# Required work
Without including any pictures, write out the listing below exactly.

# Records for processing
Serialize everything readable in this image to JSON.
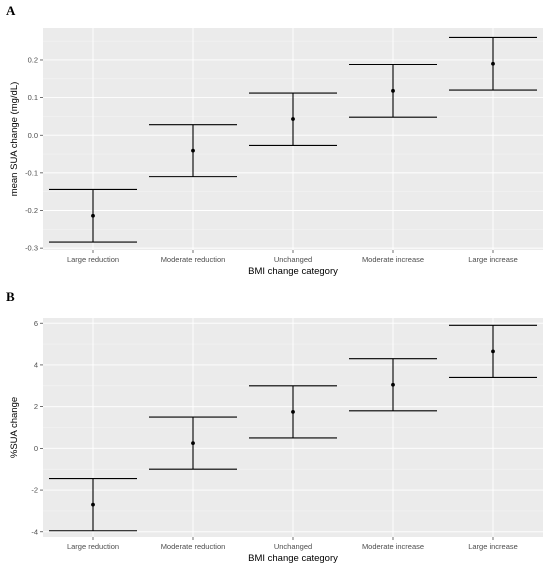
{
  "panel_labels": [
    "A",
    "B"
  ],
  "chart_data": [
    {
      "type": "errorbar",
      "panel": "A",
      "categories": [
        "Large reduction",
        "Moderate reduction",
        "Unchanged",
        "Moderate increase",
        "Large increase"
      ],
      "mean": [
        -0.214,
        -0.041,
        0.043,
        0.118,
        0.19
      ],
      "lower": [
        -0.284,
        -0.11,
        -0.027,
        0.048,
        0.12
      ],
      "upper": [
        -0.144,
        0.028,
        0.112,
        0.188,
        0.26
      ],
      "yticks": [
        -0.3,
        -0.2,
        -0.1,
        0.0,
        0.1,
        0.2
      ],
      "ytick_labels": [
        "-0.3",
        "-0.2",
        "-0.1",
        "0.0",
        "0.1",
        "0.2"
      ],
      "ylim": [
        -0.305,
        0.285
      ],
      "xlabel": "BMI change category",
      "ylabel": "mean SUA change (mg/dL)",
      "grid": true
    },
    {
      "type": "errorbar",
      "panel": "B",
      "categories": [
        "Large reduction",
        "Moderate reduction",
        "Unchanged",
        "Moderate increase",
        "Large increase"
      ],
      "mean": [
        -2.7,
        0.25,
        1.75,
        3.05,
        4.65
      ],
      "lower": [
        -3.95,
        -1.0,
        0.5,
        1.8,
        3.4
      ],
      "upper": [
        -1.45,
        1.5,
        3.0,
        4.3,
        5.9
      ],
      "yticks": [
        -4,
        -2,
        0,
        2,
        4,
        6
      ],
      "ytick_labels": [
        "-4",
        "-2",
        "0",
        "2",
        "4",
        "6"
      ],
      "ylim": [
        -4.25,
        6.25
      ],
      "xlabel": "BMI change category",
      "ylabel": "%SUA change",
      "grid": true
    }
  ]
}
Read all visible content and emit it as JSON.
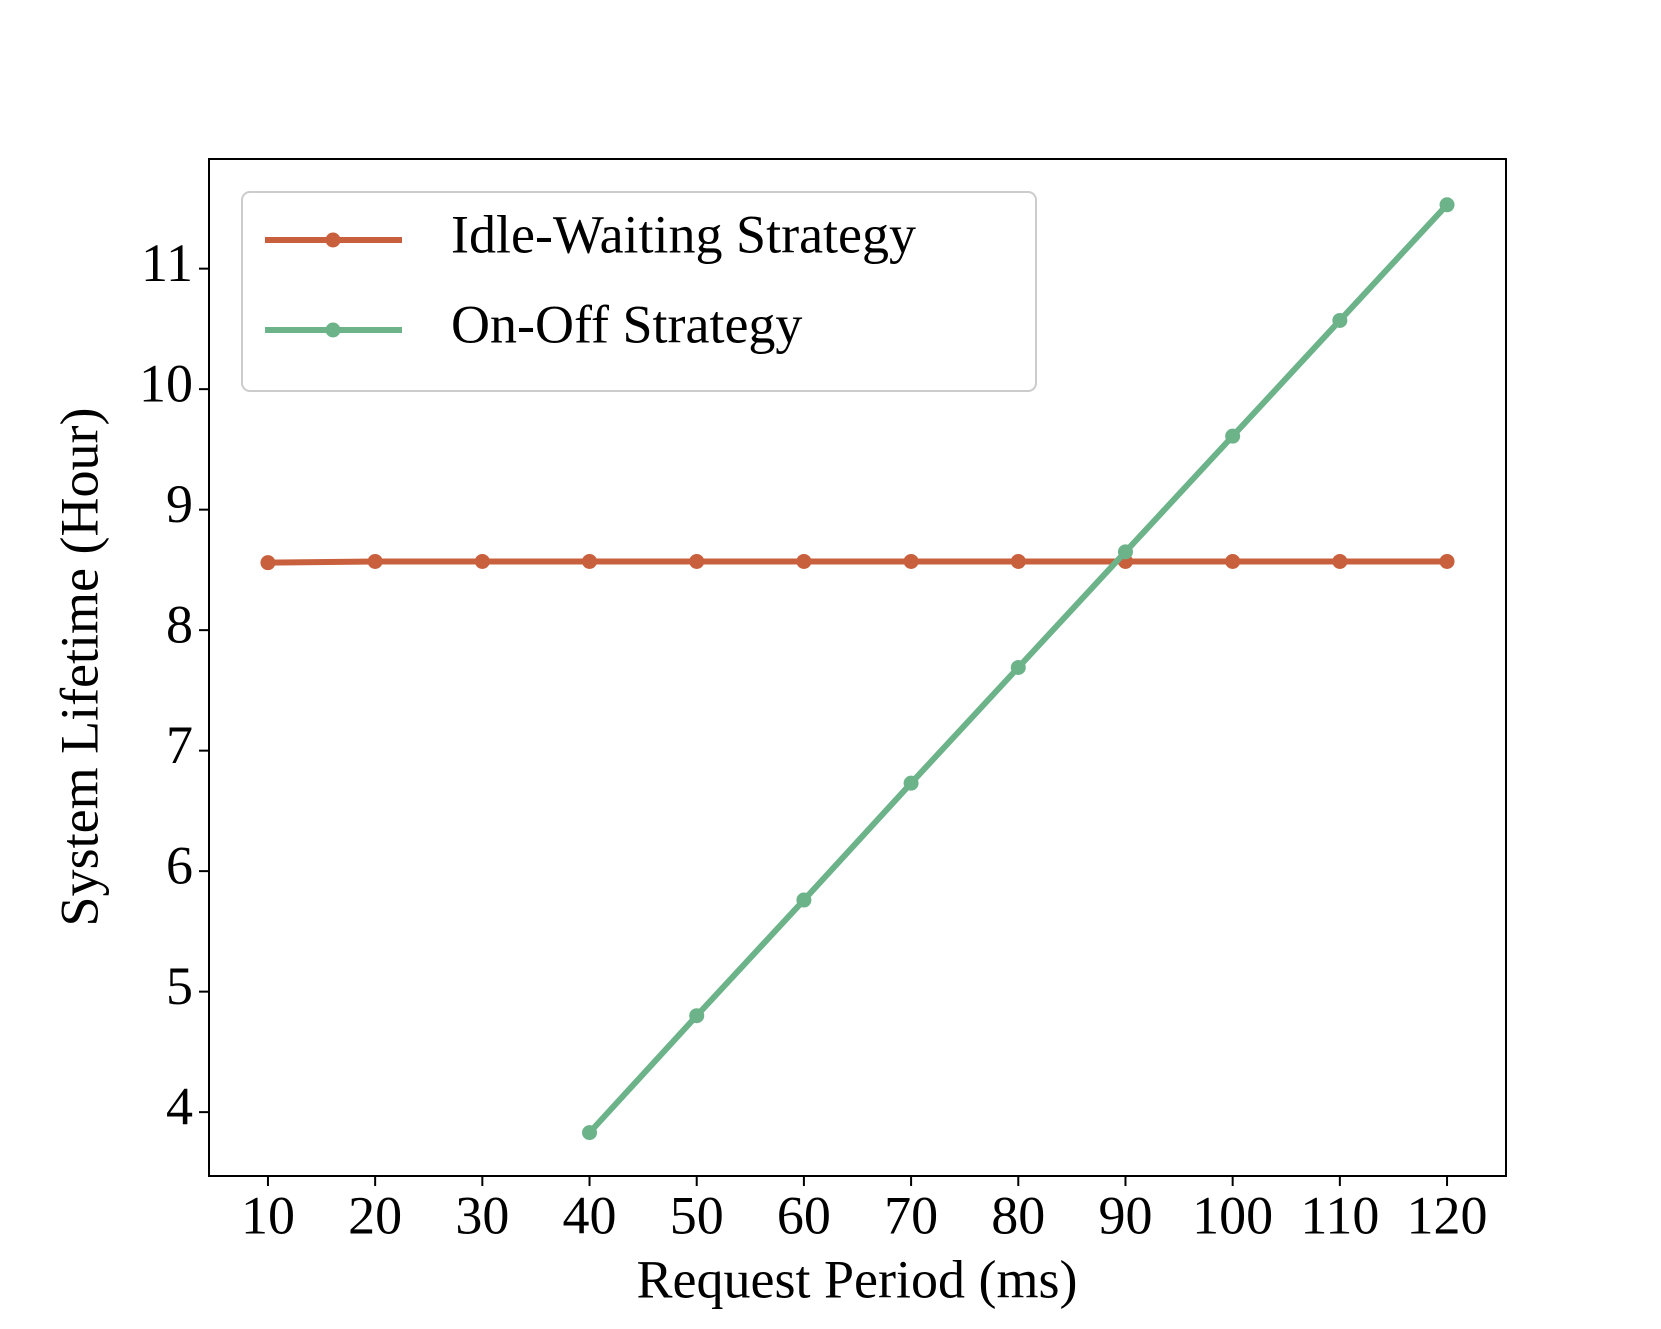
{
  "chart_data": {
    "type": "line",
    "xlabel": "Request Period (ms)",
    "ylabel": "System Lifetime (Hour)",
    "x": [
      10,
      20,
      30,
      40,
      50,
      60,
      70,
      80,
      90,
      100,
      110,
      120
    ],
    "series": [
      {
        "name": "Idle-Waiting Strategy",
        "color": "#c8603e",
        "values": [
          8.56,
          8.57,
          8.57,
          8.57,
          8.57,
          8.57,
          8.57,
          8.57,
          8.57,
          8.57,
          8.57,
          8.57
        ]
      },
      {
        "name": "On-Off Strategy",
        "color": "#6db38a",
        "values": [
          null,
          null,
          null,
          3.83,
          4.8,
          5.76,
          6.73,
          7.69,
          8.65,
          9.61,
          10.57,
          11.53
        ]
      }
    ],
    "xlim": [
      4.5,
      125.5
    ],
    "xticks": [
      10,
      20,
      30,
      40,
      50,
      60,
      70,
      80,
      90,
      100,
      110,
      120
    ],
    "ylim": [
      3.47,
      11.91
    ],
    "yticks": [
      4,
      5,
      6,
      7,
      8,
      9,
      10,
      11
    ],
    "grid": false,
    "legend": "upper left"
  }
}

# Full output
Serialize everything readable in this image to JSON.
{
  "panel_labels": [
    "A",
    "B"
  ],
  "chart_data": [
    {
      "type": "errorbar",
      "panel": "A",
      "categories": [
        "Large reduction",
        "Moderate reduction",
        "Unchanged",
        "Moderate increase",
        "Large increase"
      ],
      "mean": [
        -0.214,
        -0.041,
        0.043,
        0.118,
        0.19
      ],
      "lower": [
        -0.284,
        -0.11,
        -0.027,
        0.048,
        0.12
      ],
      "upper": [
        -0.144,
        0.028,
        0.112,
        0.188,
        0.26
      ],
      "yticks": [
        -0.3,
        -0.2,
        -0.1,
        0.0,
        0.1,
        0.2
      ],
      "ytick_labels": [
        "-0.3",
        "-0.2",
        "-0.1",
        "0.0",
        "0.1",
        "0.2"
      ],
      "ylim": [
        -0.305,
        0.285
      ],
      "xlabel": "BMI change category",
      "ylabel": "mean SUA change (mg/dL)",
      "grid": true
    },
    {
      "type": "errorbar",
      "panel": "B",
      "categories": [
        "Large reduction",
        "Moderate reduction",
        "Unchanged",
        "Moderate increase",
        "Large increase"
      ],
      "mean": [
        -2.7,
        0.25,
        1.75,
        3.05,
        4.65
      ],
      "lower": [
        -3.95,
        -1.0,
        0.5,
        1.8,
        3.4
      ],
      "upper": [
        -1.45,
        1.5,
        3.0,
        4.3,
        5.9
      ],
      "yticks": [
        -4,
        -2,
        0,
        2,
        4,
        6
      ],
      "ytick_labels": [
        "-4",
        "-2",
        "0",
        "2",
        "4",
        "6"
      ],
      "ylim": [
        -4.25,
        6.25
      ],
      "xlabel": "BMI change category",
      "ylabel": "%SUA change",
      "grid": true
    }
  ]
}
Read all visible content and emit it as JSON.
{
  "chart_data": {
    "type": "line",
    "xlabel": "Request Period (ms)",
    "ylabel": "System Lifetime (Hour)",
    "x": [
      10,
      20,
      30,
      40,
      50,
      60,
      70,
      80,
      90,
      100,
      110,
      120
    ],
    "series": [
      {
        "name": "Idle-Waiting Strategy",
        "color": "#c8603e",
        "values": [
          8.56,
          8.57,
          8.57,
          8.57,
          8.57,
          8.57,
          8.57,
          8.57,
          8.57,
          8.57,
          8.57,
          8.57
        ]
      },
      {
        "name": "On-Off Strategy",
        "color": "#6db38a",
        "values": [
          null,
          null,
          null,
          3.83,
          4.8,
          5.76,
          6.73,
          7.69,
          8.65,
          9.61,
          10.57,
          11.53
        ]
      }
    ],
    "xlim": [
      4.5,
      125.5
    ],
    "xticks": [
      10,
      20,
      30,
      40,
      50,
      60,
      70,
      80,
      90,
      100,
      110,
      120
    ],
    "ylim": [
      3.47,
      11.91
    ],
    "yticks": [
      4,
      5,
      6,
      7,
      8,
      9,
      10,
      11
    ],
    "grid": false,
    "legend": "upper left"
  }
}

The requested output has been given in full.